Task instructions ▸ If a line in the records below contains "year", copy that line.

Data for this exercise ▸
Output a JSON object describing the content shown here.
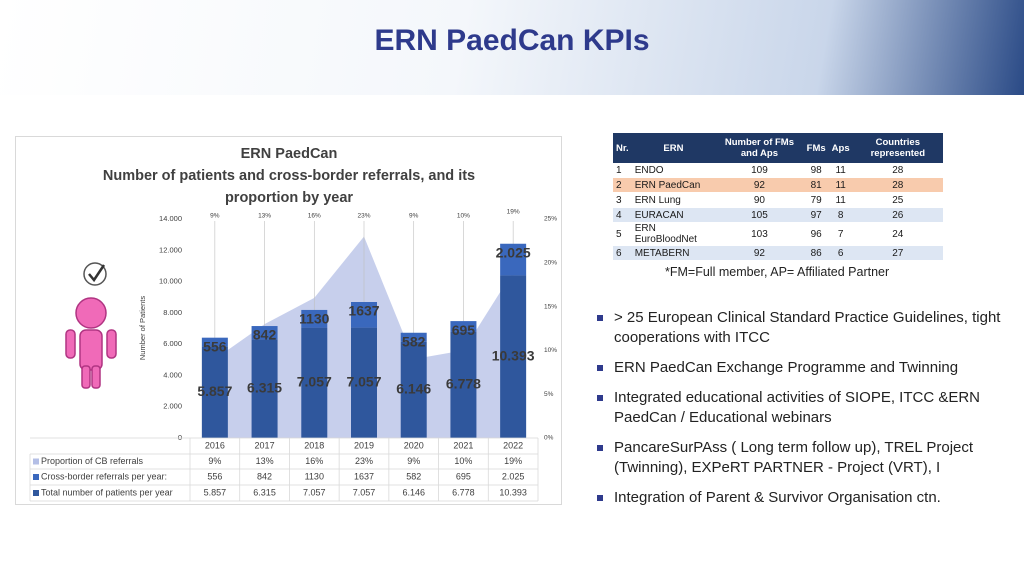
{
  "title": "ERN PaedCan KPIs",
  "chart_data": {
    "type": "bar",
    "stacked": true,
    "title": [
      "ERN PaedCan",
      "Number of patients and cross-border referrals, and its",
      "proportion by year"
    ],
    "ylabel": "Number of Patients",
    "categories": [
      "2016",
      "2017",
      "2018",
      "2019",
      "2020",
      "2021",
      "2022"
    ],
    "series": [
      {
        "name": "Proportion of CB referrals",
        "type": "area",
        "axis": "y2",
        "color": "#b4bfe6",
        "values": [
          9,
          13,
          16,
          23,
          9,
          10,
          19
        ],
        "value_labels": [
          "9%",
          "13%",
          "16%",
          "23%",
          "9%",
          "10%",
          "19%"
        ]
      },
      {
        "name": "Cross-border referrals per year:",
        "color": "#3a68bd",
        "values": [
          556,
          842,
          1130,
          1637,
          582,
          695,
          2025
        ],
        "value_labels": [
          "556",
          "842",
          "1130",
          "1637",
          "582",
          "695",
          "2.025"
        ]
      },
      {
        "name": "Total number of patients per year",
        "color": "#2f579d",
        "values": [
          5857,
          6315,
          7057,
          7057,
          6146,
          6778,
          10393
        ],
        "value_labels": [
          "5.857",
          "6.315",
          "7.057",
          "7.057",
          "6.146",
          "6.778",
          "10.393"
        ]
      }
    ],
    "ylim": [
      0,
      14000
    ],
    "yticks": [
      0,
      {
        "value": 2000,
        "label": "2.000"
      },
      {
        "value": 4000,
        "label": "4.000"
      },
      {
        "value": 6000,
        "label": "6.000"
      },
      {
        "value": 8000,
        "label": "8.000"
      },
      {
        "value": 10000,
        "label": "10.000"
      },
      {
        "value": 12000,
        "label": "12.000"
      },
      {
        "value": 14000,
        "label": "14.000"
      }
    ],
    "y2lim": [
      0,
      25
    ],
    "y2ticks": [
      {
        "value": 0,
        "label": "0%"
      },
      {
        "value": 5,
        "label": "5%"
      },
      {
        "value": 10,
        "label": "10%"
      },
      {
        "value": 15,
        "label": "15%"
      },
      {
        "value": 20,
        "label": "20%"
      },
      {
        "value": 25,
        "label": "25%"
      }
    ],
    "grid": false
  },
  "table": {
    "header": [
      "Nr.",
      "ERN",
      "Number of FMs and Aps",
      "FMs",
      "Aps",
      "Countries represented"
    ],
    "rows": [
      [
        "1",
        "ENDO",
        "109",
        "98",
        "11",
        "28"
      ],
      [
        "2",
        "ERN PaedCan",
        "92",
        "81",
        "11",
        "28"
      ],
      [
        "3",
        "ERN Lung",
        "90",
        "79",
        "11",
        "25"
      ],
      [
        "4",
        "EURACAN",
        "105",
        "97",
        "8",
        "26"
      ],
      [
        "5",
        "ERN EuroBloodNet",
        "103",
        "96",
        "7",
        "24"
      ],
      [
        "6",
        "METABERN",
        "92",
        "86",
        "6",
        "27"
      ]
    ]
  },
  "note": "*FM=Full member, AP= Affiliated Partner",
  "bullets": [
    "> 25 European Clinical Standard Practice Guidelines, tight cooperations with ITCC",
    "ERN PaedCan Exchange Programme and Twinning",
    "Integrated educational activities of SIOPE, ITCC &ERN PaedCan / Educational webinars",
    "PancareSurPAss ( Long term follow up), TREL Project (Twinning), EXPeRT PARTNER - Project (VRT), I",
    "Integration of Parent & Survivor Organisation ctn."
  ]
}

Solution for this problem ▸
      "proportion by year"
        "name": "Cross-border referrals per year:",
        "name": "Total number of patients per year",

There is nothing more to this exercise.